Excerpted data:
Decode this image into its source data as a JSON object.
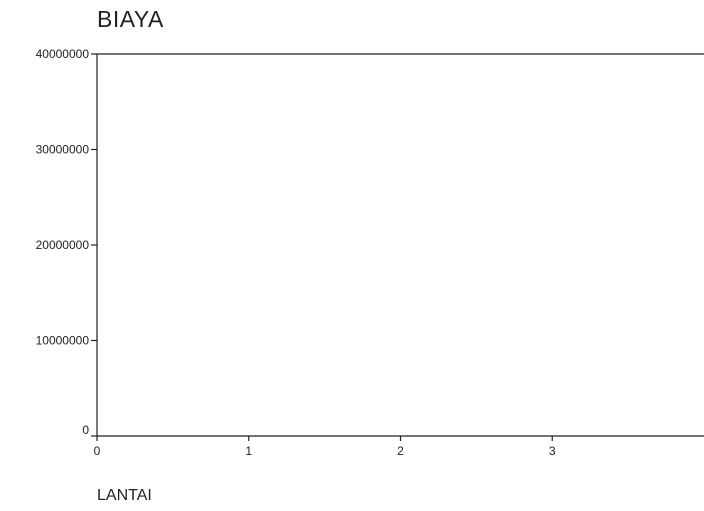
{
  "chart_data": {
    "type": "scatter",
    "title": "BIAYA",
    "xlabel": "LANTAI",
    "ylabel": "",
    "xlim": [
      0,
      4
    ],
    "ylim": [
      0,
      40000000
    ],
    "x_ticks": [
      "0",
      "1",
      "2",
      "3"
    ],
    "y_ticks": [
      "0",
      "10000000",
      "20000000",
      "30000000",
      "40000000"
    ],
    "x_tick_values": [
      0,
      1,
      2,
      3
    ],
    "y_tick_values": [
      0,
      10000000,
      20000000,
      30000000,
      40000000
    ],
    "series": [],
    "grid": false,
    "axis_color": "#222222"
  }
}
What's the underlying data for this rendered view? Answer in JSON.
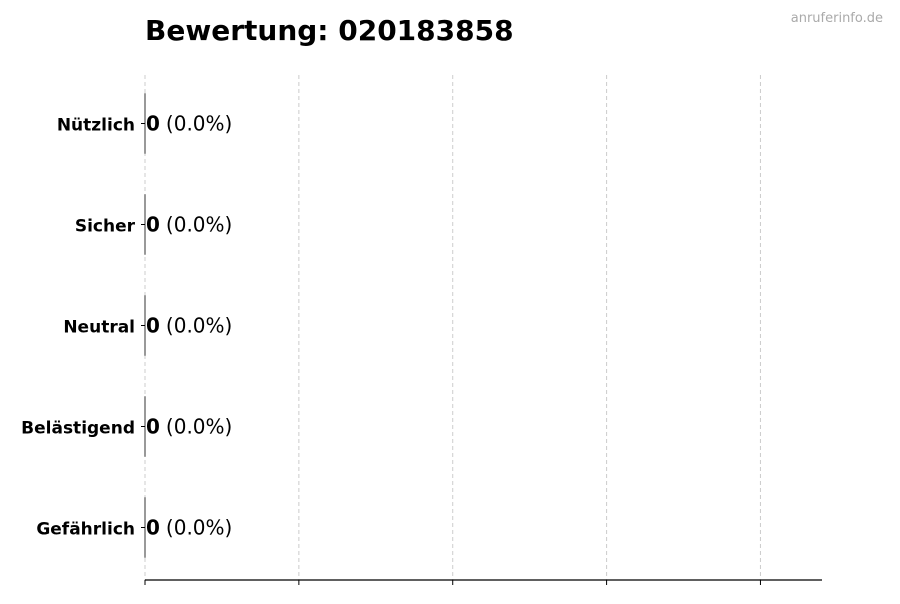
{
  "watermark": "anruferinfo.de",
  "chart_data": {
    "type": "bar",
    "orientation": "horizontal",
    "title": "Bewertung: 020183858",
    "categories": [
      "Nützlich",
      "Sicher",
      "Neutral",
      "Belästigend",
      "Gefährlich"
    ],
    "values": [
      0,
      0,
      0,
      0,
      0
    ],
    "data_labels": [
      {
        "count": "0",
        "percent": "(0.0%)"
      },
      {
        "count": "0",
        "percent": "(0.0%)"
      },
      {
        "count": "0",
        "percent": "(0.0%)"
      },
      {
        "count": "0",
        "percent": "(0.0%)"
      },
      {
        "count": "0",
        "percent": "(0.0%)"
      }
    ],
    "xlabel": "",
    "ylabel": "",
    "xlim": [
      0,
      0.044
    ],
    "xticks": [
      0,
      0.01,
      0.02,
      0.03,
      0.04
    ],
    "xtick_labels_shown": false,
    "grid": "x dashed",
    "colors": {
      "bar_edge": "#333333",
      "grid": "#cccccc",
      "axis": "#000000",
      "watermark": "#aaaaaa"
    }
  }
}
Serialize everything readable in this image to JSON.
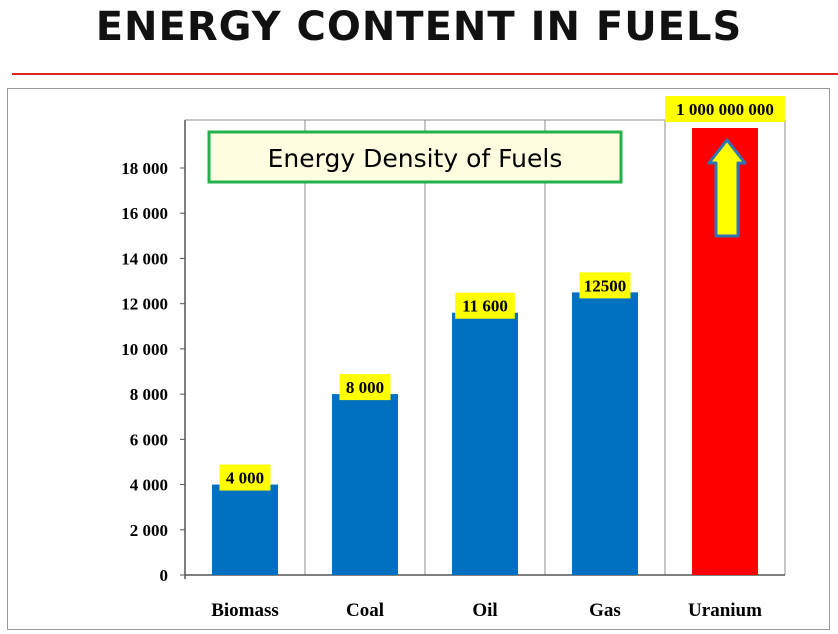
{
  "page": {
    "title": "ENERGY CONTENT IN FUELS"
  },
  "colors": {
    "title_rule": "#e0231c",
    "bar_primary": "#0070c0",
    "bar_highlight": "#ff0000",
    "label_background": "#ffff00",
    "title_box_border": "#22b14c",
    "arrow_fill": "#ffff00",
    "arrow_stroke": "#2e75b6"
  },
  "chart_data": {
    "type": "bar",
    "title": "Energy Density of Fuels",
    "xlabel": "",
    "ylabel": "",
    "ylim": [
      0,
      20000
    ],
    "yticks": [
      0,
      2000,
      4000,
      6000,
      8000,
      10000,
      12000,
      14000,
      16000,
      18000
    ],
    "ytick_labels": [
      "0",
      "2 000",
      "4 000",
      "6 000",
      "8 000",
      "10 000",
      "12 000",
      "14 000",
      "16 000",
      "18 000"
    ],
    "grid": true,
    "categories": [
      "Biomass",
      "Coal",
      "Oil",
      "Gas",
      "Uranium"
    ],
    "values": [
      4000,
      8000,
      11600,
      12500,
      1000000000
    ],
    "data_labels": [
      "4 000",
      "8 000",
      "11 600",
      "12500",
      "1 000 000 000"
    ],
    "highlight_index": 4,
    "annotation": "up-arrow-icon"
  }
}
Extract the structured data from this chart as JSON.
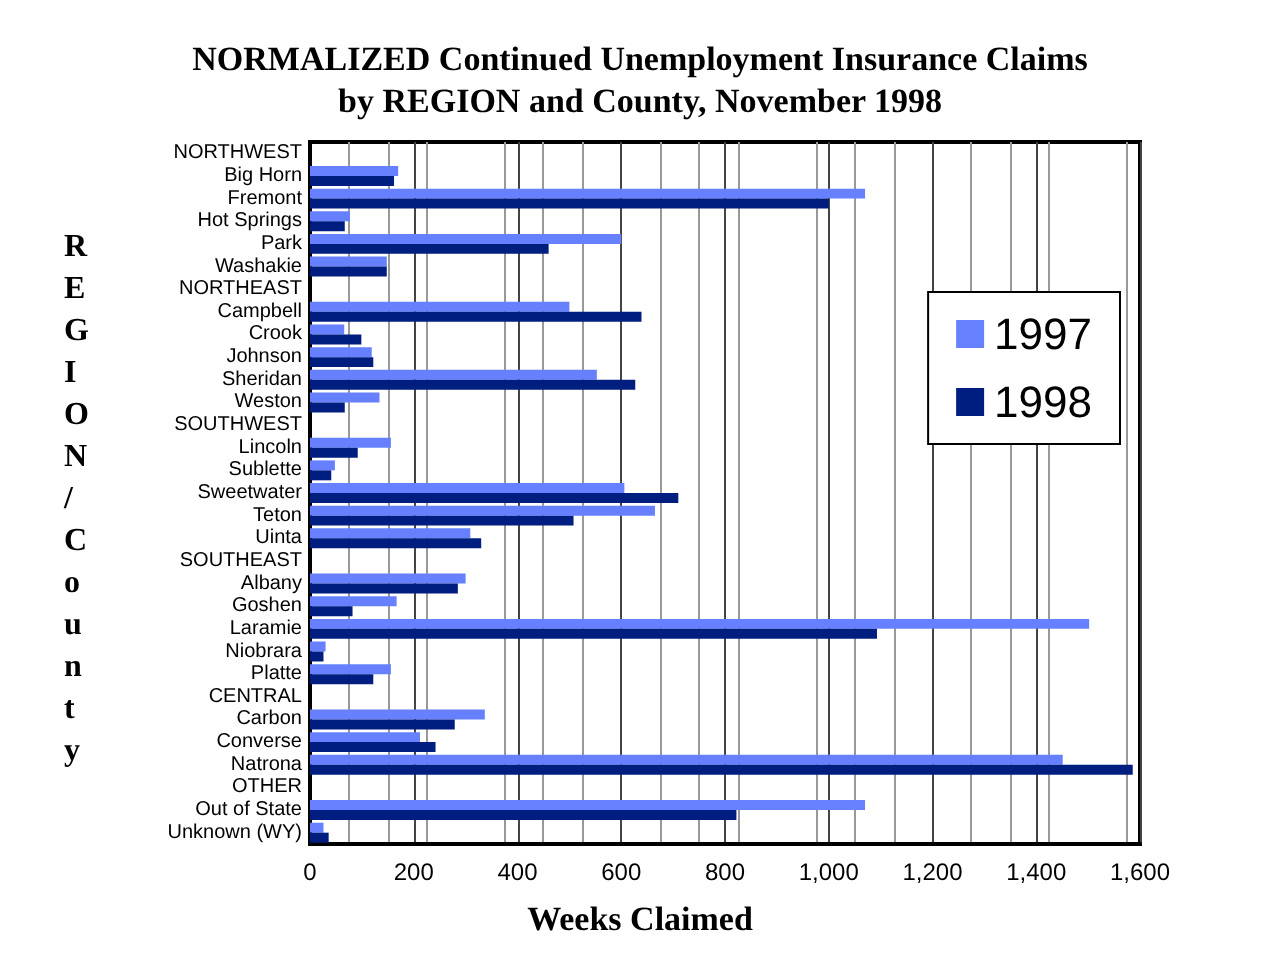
{
  "chart_data": {
    "type": "bar",
    "orientation": "horizontal",
    "title": "NORMALIZED Continued Unemployment Insurance Claims\nby REGION and County, November 1998",
    "xlabel": "Weeks Claimed",
    "ylabel": "REGION/County",
    "categories": [
      "NORTHWEST",
      "Big Horn",
      "Fremont",
      "Hot Springs",
      "Park",
      "Washakie",
      "NORTHEAST",
      "Campbell",
      "Crook",
      "Johnson",
      "Sheridan",
      "Weston",
      "SOUTHWEST",
      "Lincoln",
      "Sublette",
      "Sweetwater",
      "Teton",
      "Uinta",
      "SOUTHEAST",
      "Albany",
      "Goshen",
      "Laramie",
      "Niobrara",
      "Platte",
      "CENTRAL",
      "Carbon",
      "Converse",
      "Natrona",
      "OTHER",
      "Out of State",
      "Unknown (WY)"
    ],
    "series": [
      {
        "name": "1997",
        "color": "#6680ff",
        "values": [
          null,
          170,
          1070,
          77,
          600,
          148,
          null,
          500,
          66,
          119,
          553,
          134,
          null,
          156,
          48,
          606,
          665,
          309,
          null,
          300,
          167,
          1502,
          30,
          156,
          null,
          337,
          212,
          1451,
          null,
          1070,
          26
        ]
      },
      {
        "name": "1998",
        "color": "#001e80",
        "values": [
          null,
          162,
          1000,
          67,
          460,
          148,
          null,
          639,
          99,
          122,
          627,
          67,
          null,
          92,
          41,
          710,
          508,
          330,
          null,
          285,
          82,
          1093,
          26,
          122,
          null,
          279,
          242,
          1586,
          null,
          822,
          36
        ]
      }
    ],
    "xlim": [
      0,
      1600
    ],
    "xticks": [
      0,
      {
        "value": 200,
        "label": "200"
      },
      {
        "value": 400,
        "label": "400"
      },
      {
        "value": 600,
        "label": "600"
      },
      {
        "value": 800,
        "label": "800"
      },
      {
        "value": 1000,
        "label": "1,000"
      },
      {
        "value": 1200,
        "label": "1,200"
      },
      {
        "value": 1400,
        "label": "1,400"
      },
      {
        "value": 1600,
        "label": "1,600"
      }
    ],
    "grid": "x",
    "legend": "right"
  }
}
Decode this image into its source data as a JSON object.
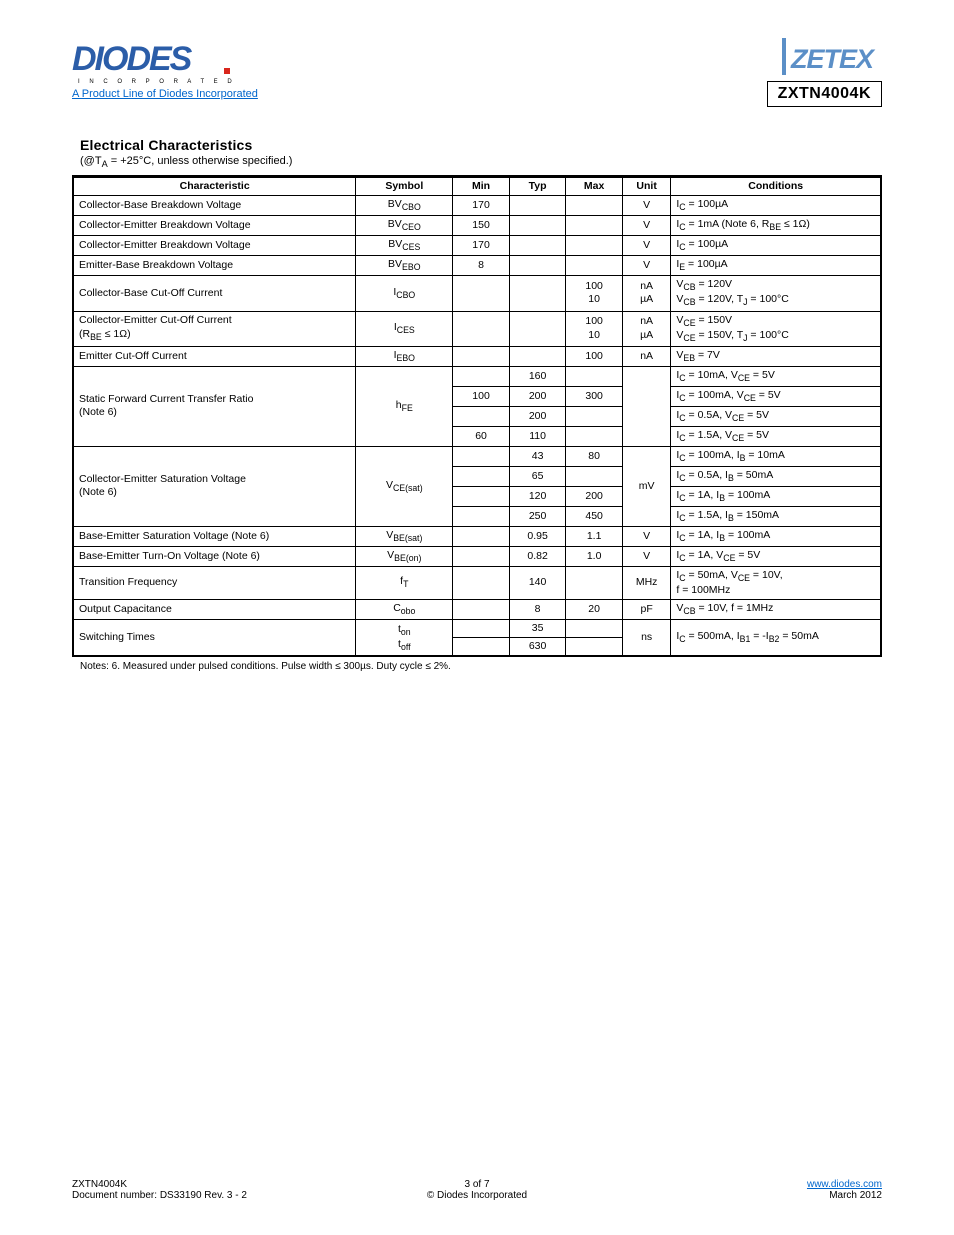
{
  "header": {
    "product_link": "A Product Line of Diodes Incorporated",
    "part_number": "ZXTN4004K"
  },
  "section": {
    "title": "Electrical Characteristics",
    "subtitle": "(@T<sub>A</sub> = +25°C, unless otherwise specified.)"
  },
  "table": {
    "headers": [
      "Characteristic",
      "Symbol",
      "Min",
      "Typ",
      "Max",
      "Unit",
      "Conditions"
    ],
    "rows": [
      {
        "p": "Collector-Base Breakdown Voltage",
        "s": "BV<sub>CBO</sub>",
        "min": "170",
        "typ": "",
        "max": "",
        "u": "V",
        "c": "I<sub>C</sub> = 100µA"
      },
      {
        "p": "Collector-Emitter Breakdown Voltage",
        "s": "BV<sub>CEO</sub>",
        "min": "150",
        "typ": "",
        "max": "",
        "u": "V",
        "c": "I<sub>C</sub> = 1mA (Note 6, R<sub>BE</sub> ≤ 1Ω)"
      },
      {
        "p": "Collector-Emitter Breakdown Voltage",
        "s": "BV<sub>CES</sub>",
        "min": "170",
        "typ": "",
        "max": "",
        "u": "V",
        "c": "I<sub>C</sub> = 100µA"
      },
      {
        "p": "Emitter-Base Breakdown Voltage",
        "s": "BV<sub>EBO</sub>",
        "min": "8",
        "typ": "",
        "max": "",
        "u": "V",
        "c": "I<sub>E</sub> = 100µA"
      },
      {
        "p": "Collector-Base Cut-Off Current",
        "s": "I<sub>CBO</sub>",
        "min": "",
        "typ": "",
        "max": "100<br>10",
        "u": "nA<br>µA",
        "c": "V<sub>CB</sub> = 120V<br>V<sub>CB</sub> = 120V, T<sub>J</sub> = 100°C"
      },
      {
        "p": "Collector-Emitter Cut-Off Current<br>(R<sub>BE</sub> ≤ 1Ω)",
        "s": "I<sub>CES</sub>",
        "min": "",
        "typ": "",
        "max": "100<br>10",
        "u": "nA<br>µA",
        "c": "V<sub>CE</sub> = 150V<br>V<sub>CE</sub> = 150V, T<sub>J</sub> = 100°C"
      },
      {
        "p": "Emitter Cut-Off Current",
        "s": "I<sub>EBO</sub>",
        "min": "",
        "typ": "",
        "max": "100",
        "u": "nA",
        "c": "V<sub>EB</sub> = 7V"
      },
      {
        "p": "Static Forward Current Transfer Ratio<br>(Note 6)",
        "s": "h<sub>FE</sub>",
        "rows": [
          {
            "min": "",
            "typ": "160",
            "max": "",
            "c": "I<sub>C</sub> = 10mA, V<sub>CE</sub> = 5V"
          },
          {
            "min": "100",
            "typ": "200",
            "max": "300",
            "c": "I<sub>C</sub> = 100mA, V<sub>CE</sub> = 5V"
          },
          {
            "min": "",
            "typ": "200",
            "max": "",
            "c": "I<sub>C</sub> = 0.5A, V<sub>CE</sub> = 5V"
          },
          {
            "min": "60",
            "typ": "110",
            "max": "",
            "c": "I<sub>C</sub> = 1.5A, V<sub>CE</sub> = 5V"
          }
        ],
        "u": ""
      },
      {
        "p": "Collector-Emitter Saturation Voltage<br>(Note 6)",
        "s": "V<sub>CE(sat)</sub>",
        "rows": [
          {
            "min": "",
            "typ": "43",
            "max": "80",
            "c": "I<sub>C</sub> = 100mA, I<sub>B</sub> = 10mA"
          },
          {
            "min": "",
            "typ": "65",
            "max": "",
            "c": "I<sub>C</sub> = 0.5A, I<sub>B</sub> = 50mA"
          },
          {
            "min": "",
            "typ": "120",
            "max": "200",
            "c": "I<sub>C</sub> = 1A, I<sub>B</sub> = 100mA"
          },
          {
            "min": "",
            "typ": "250",
            "max": "450",
            "c": "I<sub>C</sub> = 1.5A, I<sub>B</sub> = 150mA"
          }
        ],
        "u": "mV"
      },
      {
        "p": "Base-Emitter Saturation Voltage (Note 6)",
        "s": "V<sub>BE(sat)</sub>",
        "min": "",
        "typ": "0.95",
        "max": "1.1",
        "u": "V",
        "c": "I<sub>C</sub> = 1A, I<sub>B</sub> = 100mA"
      },
      {
        "p": "Base-Emitter Turn-On Voltage (Note 6)",
        "s": "V<sub>BE(on)</sub>",
        "min": "",
        "typ": "0.82",
        "max": "1.0",
        "u": "V",
        "c": "I<sub>C</sub> = 1A, V<sub>CE</sub> = 5V"
      },
      {
        "p": "Transition Frequency",
        "s": "f<sub>T</sub>",
        "min": "",
        "typ": "140",
        "max": "",
        "u": "MHz",
        "c": "I<sub>C</sub> = 50mA, V<sub>CE</sub> = 10V,<br>f = 100MHz"
      },
      {
        "p": "Output Capacitance",
        "s": "C<sub>obo</sub>",
        "min": "",
        "typ": "8",
        "max": "20",
        "u": "pF",
        "c": "V<sub>CB</sub> = 10V, f = 1MHz"
      },
      {
        "p": "Switching Times",
        "s": "t<sub>on</sub><br>t<sub>off</sub>",
        "rows": [
          {
            "min": "",
            "typ": "35",
            "max": "",
            "c": ""
          },
          {
            "min": "",
            "typ": "630",
            "max": "",
            "c": ""
          }
        ],
        "u": "ns",
        "c_merge": "I<sub>C</sub> = 500mA, I<sub>B1</sub> = -I<sub>B2</sub> = 50mA"
      }
    ]
  },
  "notes": "Notes:   6.  Measured under pulsed conditions. Pulse width ≤ 300µs. Duty cycle ≤ 2%.",
  "footer": {
    "left": "ZXTN4004K",
    "doc": "Document number: DS33190 Rev. 3 - 2",
    "center_line2": "© Diodes Incorporated",
    "pg": "3 of 7",
    "right1": "www.diodes.com",
    "right2": "March 2012"
  }
}
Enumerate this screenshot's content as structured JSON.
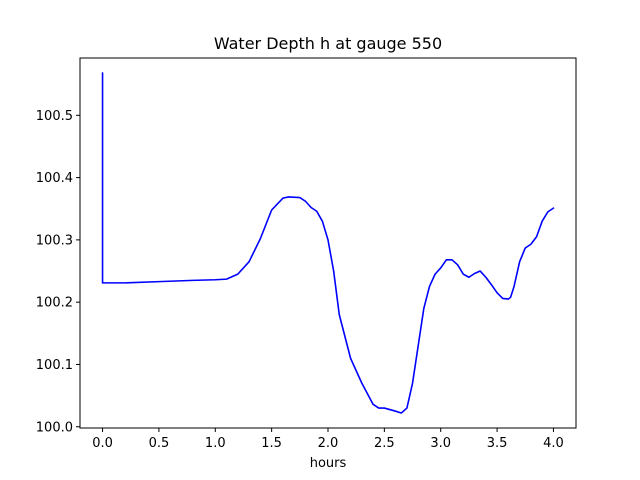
{
  "chart_data": {
    "type": "line",
    "title": "Water Depth h at gauge 550",
    "xlabel": "hours",
    "ylabel": "",
    "xlim": [
      -0.2,
      4.2
    ],
    "ylim": [
      99.998,
      100.592
    ],
    "xticks": [
      0.0,
      0.5,
      1.0,
      1.5,
      2.0,
      2.5,
      3.0,
      3.5,
      4.0
    ],
    "xtick_labels": [
      "0.0",
      "0.5",
      "1.0",
      "1.5",
      "2.0",
      "2.5",
      "3.0",
      "3.5",
      "4.0"
    ],
    "yticks": [
      100.0,
      100.1,
      100.2,
      100.3,
      100.4,
      100.5
    ],
    "ytick_labels": [
      "100.0",
      "100.1",
      "100.2",
      "100.3",
      "100.4",
      "100.5"
    ],
    "grid": false,
    "series": [
      {
        "color": "#0000ff",
        "x": [
          0.0,
          0.0,
          0.0,
          0.2,
          0.5,
          0.8,
          1.0,
          1.1,
          1.2,
          1.3,
          1.4,
          1.5,
          1.6,
          1.65,
          1.75,
          1.8,
          1.85,
          1.9,
          1.95,
          2.0,
          2.05,
          2.1,
          2.2,
          2.3,
          2.4,
          2.45,
          2.5,
          2.6,
          2.65,
          2.7,
          2.75,
          2.8,
          2.85,
          2.9,
          2.95,
          3.0,
          3.05,
          3.1,
          3.15,
          3.2,
          3.25,
          3.3,
          3.35,
          3.4,
          3.45,
          3.5,
          3.55,
          3.6,
          3.62,
          3.65,
          3.7,
          3.75,
          3.8,
          3.85,
          3.9,
          3.95,
          4.0
        ],
        "y": [
          100.568,
          100.231,
          100.231,
          100.231,
          100.233,
          100.235,
          100.236,
          100.237,
          100.245,
          100.265,
          100.302,
          100.348,
          100.367,
          100.369,
          100.368,
          100.362,
          100.352,
          100.346,
          100.33,
          100.3,
          100.25,
          100.18,
          100.11,
          100.07,
          100.036,
          100.03,
          100.03,
          100.025,
          100.022,
          100.03,
          100.07,
          100.13,
          100.19,
          100.225,
          100.245,
          100.255,
          100.268,
          100.268,
          100.26,
          100.245,
          100.24,
          100.246,
          100.25,
          100.24,
          100.228,
          100.215,
          100.206,
          100.205,
          100.208,
          100.225,
          100.265,
          100.287,
          100.293,
          100.305,
          100.33,
          100.345,
          100.351
        ]
      }
    ]
  }
}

Task details: Lines that include the word "Base" — how many are there in the data? Answer with the number alone.

Result of the exercise: 5